[Begin MATERIAL FOR THIS TASK]

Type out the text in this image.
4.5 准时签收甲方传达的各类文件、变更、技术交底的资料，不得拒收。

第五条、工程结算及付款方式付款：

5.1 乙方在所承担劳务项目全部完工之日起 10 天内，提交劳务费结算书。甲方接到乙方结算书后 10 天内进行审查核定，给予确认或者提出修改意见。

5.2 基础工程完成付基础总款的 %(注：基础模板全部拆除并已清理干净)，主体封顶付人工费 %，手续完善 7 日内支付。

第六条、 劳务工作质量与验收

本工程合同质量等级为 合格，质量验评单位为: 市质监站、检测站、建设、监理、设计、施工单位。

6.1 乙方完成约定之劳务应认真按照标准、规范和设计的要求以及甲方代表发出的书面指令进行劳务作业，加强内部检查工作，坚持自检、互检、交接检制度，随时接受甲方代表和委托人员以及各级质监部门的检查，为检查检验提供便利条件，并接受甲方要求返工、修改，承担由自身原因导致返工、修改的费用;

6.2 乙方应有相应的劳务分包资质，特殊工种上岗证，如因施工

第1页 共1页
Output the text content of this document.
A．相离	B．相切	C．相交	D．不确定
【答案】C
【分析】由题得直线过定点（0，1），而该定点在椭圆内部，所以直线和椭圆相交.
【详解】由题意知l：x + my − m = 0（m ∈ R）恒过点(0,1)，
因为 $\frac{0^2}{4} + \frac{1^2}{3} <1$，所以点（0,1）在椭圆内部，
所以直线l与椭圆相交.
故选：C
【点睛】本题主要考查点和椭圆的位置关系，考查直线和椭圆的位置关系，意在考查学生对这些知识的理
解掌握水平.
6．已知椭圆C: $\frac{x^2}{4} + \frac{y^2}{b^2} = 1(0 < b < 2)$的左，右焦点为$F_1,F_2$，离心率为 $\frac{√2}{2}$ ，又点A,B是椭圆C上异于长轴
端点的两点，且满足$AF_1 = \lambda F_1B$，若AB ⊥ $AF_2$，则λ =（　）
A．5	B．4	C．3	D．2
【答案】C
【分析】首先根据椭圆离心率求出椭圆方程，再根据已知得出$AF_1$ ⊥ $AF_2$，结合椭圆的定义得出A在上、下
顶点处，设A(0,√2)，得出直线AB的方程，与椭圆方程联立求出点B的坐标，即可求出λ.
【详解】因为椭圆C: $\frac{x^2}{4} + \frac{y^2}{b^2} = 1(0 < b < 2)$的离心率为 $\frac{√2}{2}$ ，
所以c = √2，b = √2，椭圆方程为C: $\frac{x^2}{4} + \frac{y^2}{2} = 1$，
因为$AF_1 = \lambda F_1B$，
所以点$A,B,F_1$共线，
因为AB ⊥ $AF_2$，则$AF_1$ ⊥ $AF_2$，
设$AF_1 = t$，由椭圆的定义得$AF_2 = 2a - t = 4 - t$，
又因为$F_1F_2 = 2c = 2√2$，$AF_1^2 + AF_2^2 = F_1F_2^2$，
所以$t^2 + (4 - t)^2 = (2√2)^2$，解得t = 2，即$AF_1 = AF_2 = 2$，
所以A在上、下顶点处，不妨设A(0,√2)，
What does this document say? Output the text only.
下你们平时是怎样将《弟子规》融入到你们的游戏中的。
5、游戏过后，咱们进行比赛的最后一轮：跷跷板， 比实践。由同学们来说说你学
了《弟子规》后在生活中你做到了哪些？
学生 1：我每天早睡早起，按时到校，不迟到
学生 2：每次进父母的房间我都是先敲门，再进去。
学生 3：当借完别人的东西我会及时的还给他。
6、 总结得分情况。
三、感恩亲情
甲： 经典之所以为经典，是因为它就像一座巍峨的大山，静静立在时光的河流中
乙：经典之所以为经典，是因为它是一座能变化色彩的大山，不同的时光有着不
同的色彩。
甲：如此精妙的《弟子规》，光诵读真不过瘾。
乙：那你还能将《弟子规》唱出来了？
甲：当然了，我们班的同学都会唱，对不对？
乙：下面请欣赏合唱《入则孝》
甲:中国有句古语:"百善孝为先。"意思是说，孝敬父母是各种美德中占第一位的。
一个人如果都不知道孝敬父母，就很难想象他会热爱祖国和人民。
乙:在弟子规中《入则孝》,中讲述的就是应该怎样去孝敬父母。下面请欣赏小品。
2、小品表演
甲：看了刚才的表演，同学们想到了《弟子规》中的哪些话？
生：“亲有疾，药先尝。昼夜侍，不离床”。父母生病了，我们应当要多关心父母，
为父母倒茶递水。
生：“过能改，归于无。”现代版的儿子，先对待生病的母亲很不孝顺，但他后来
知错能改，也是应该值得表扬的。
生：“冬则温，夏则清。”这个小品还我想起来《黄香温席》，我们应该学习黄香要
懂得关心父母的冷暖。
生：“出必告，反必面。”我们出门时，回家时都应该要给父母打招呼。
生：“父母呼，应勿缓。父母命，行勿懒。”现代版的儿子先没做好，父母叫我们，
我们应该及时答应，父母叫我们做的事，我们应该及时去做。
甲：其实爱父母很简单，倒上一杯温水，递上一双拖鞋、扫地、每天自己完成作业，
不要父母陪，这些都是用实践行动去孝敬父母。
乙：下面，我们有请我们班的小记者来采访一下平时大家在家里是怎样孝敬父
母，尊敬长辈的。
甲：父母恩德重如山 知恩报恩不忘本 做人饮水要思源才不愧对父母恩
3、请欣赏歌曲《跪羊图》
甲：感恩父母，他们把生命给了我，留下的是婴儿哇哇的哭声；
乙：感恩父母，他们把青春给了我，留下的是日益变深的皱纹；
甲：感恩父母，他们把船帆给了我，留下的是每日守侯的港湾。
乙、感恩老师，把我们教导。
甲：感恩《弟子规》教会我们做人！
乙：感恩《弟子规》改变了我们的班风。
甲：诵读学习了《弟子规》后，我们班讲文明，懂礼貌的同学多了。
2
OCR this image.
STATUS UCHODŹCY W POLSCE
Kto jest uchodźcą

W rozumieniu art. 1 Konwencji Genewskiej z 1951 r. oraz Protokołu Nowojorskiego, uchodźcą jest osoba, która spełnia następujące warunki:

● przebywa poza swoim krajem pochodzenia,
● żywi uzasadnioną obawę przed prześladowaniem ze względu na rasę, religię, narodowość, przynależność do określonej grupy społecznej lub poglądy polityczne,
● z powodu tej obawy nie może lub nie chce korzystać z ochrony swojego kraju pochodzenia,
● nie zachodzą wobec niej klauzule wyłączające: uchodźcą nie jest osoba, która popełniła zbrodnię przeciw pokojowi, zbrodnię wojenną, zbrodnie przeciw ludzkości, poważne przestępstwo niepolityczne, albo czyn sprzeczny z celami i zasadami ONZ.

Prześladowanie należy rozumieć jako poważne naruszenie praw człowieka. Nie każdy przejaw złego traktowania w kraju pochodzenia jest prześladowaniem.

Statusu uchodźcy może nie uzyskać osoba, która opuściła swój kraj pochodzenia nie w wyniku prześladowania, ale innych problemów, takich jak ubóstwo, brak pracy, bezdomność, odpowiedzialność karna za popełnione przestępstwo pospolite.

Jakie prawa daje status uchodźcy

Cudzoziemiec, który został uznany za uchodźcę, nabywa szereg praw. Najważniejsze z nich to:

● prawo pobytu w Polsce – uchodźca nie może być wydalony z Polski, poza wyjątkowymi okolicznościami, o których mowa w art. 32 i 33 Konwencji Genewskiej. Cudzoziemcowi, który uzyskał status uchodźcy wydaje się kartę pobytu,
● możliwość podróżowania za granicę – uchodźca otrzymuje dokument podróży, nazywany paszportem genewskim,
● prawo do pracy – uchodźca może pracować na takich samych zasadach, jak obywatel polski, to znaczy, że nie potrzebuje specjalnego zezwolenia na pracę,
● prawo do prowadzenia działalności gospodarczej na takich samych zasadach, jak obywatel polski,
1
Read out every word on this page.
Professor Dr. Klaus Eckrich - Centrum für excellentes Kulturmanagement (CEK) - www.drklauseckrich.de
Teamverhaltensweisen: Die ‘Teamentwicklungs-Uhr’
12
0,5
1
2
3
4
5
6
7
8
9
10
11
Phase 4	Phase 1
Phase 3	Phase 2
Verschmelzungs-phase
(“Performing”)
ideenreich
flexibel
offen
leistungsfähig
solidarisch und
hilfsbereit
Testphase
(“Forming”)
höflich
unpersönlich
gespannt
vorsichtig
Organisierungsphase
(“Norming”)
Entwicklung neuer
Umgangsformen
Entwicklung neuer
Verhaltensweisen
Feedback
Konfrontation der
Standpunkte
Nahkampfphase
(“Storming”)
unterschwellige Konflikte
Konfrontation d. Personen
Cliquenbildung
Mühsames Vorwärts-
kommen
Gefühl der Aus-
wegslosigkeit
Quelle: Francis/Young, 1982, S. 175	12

[End MATERIAL FOR THIS TASK]

# GIVEN EXERCISE:
Quote the lines of the listing above that run from the line with "Read out every word on this page." through its last line, both included, and nothing else.

# FULL OUTPUT:
Read out every word on this page.
Professor Dr. Klaus Eckrich - Centrum für excellentes Kulturmanagement (CEK) - www.drklauseckrich.de
Teamverhaltensweisen: Die ‘Teamentwicklungs-Uhr’
12
0,5
1
2
3
4
5
6
7
8
9
10
11
Phase 4	Phase 1
Phase 3	Phase 2
Verschmelzungs-phase
(“Performing”)
ideenreich
flexibel
offen
leistungsfähig
solidarisch und
hilfsbereit
Testphase
(“Forming”)
höflich
unpersönlich
gespannt
vorsichtig
Organisierungsphase
(“Norming”)
Entwicklung neuer
Umgangsformen
Entwicklung neuer
Verhaltensweisen
Feedback
Konfrontation der
Standpunkte
Nahkampfphase
(“Storming”)
unterschwellige Konflikte
Konfrontation d. Personen
Cliquenbildung
Mühsames Vorwärts-
kommen
Gefühl der Aus-
wegslosigkeit
Quelle: Francis/Young, 1982, S. 175	12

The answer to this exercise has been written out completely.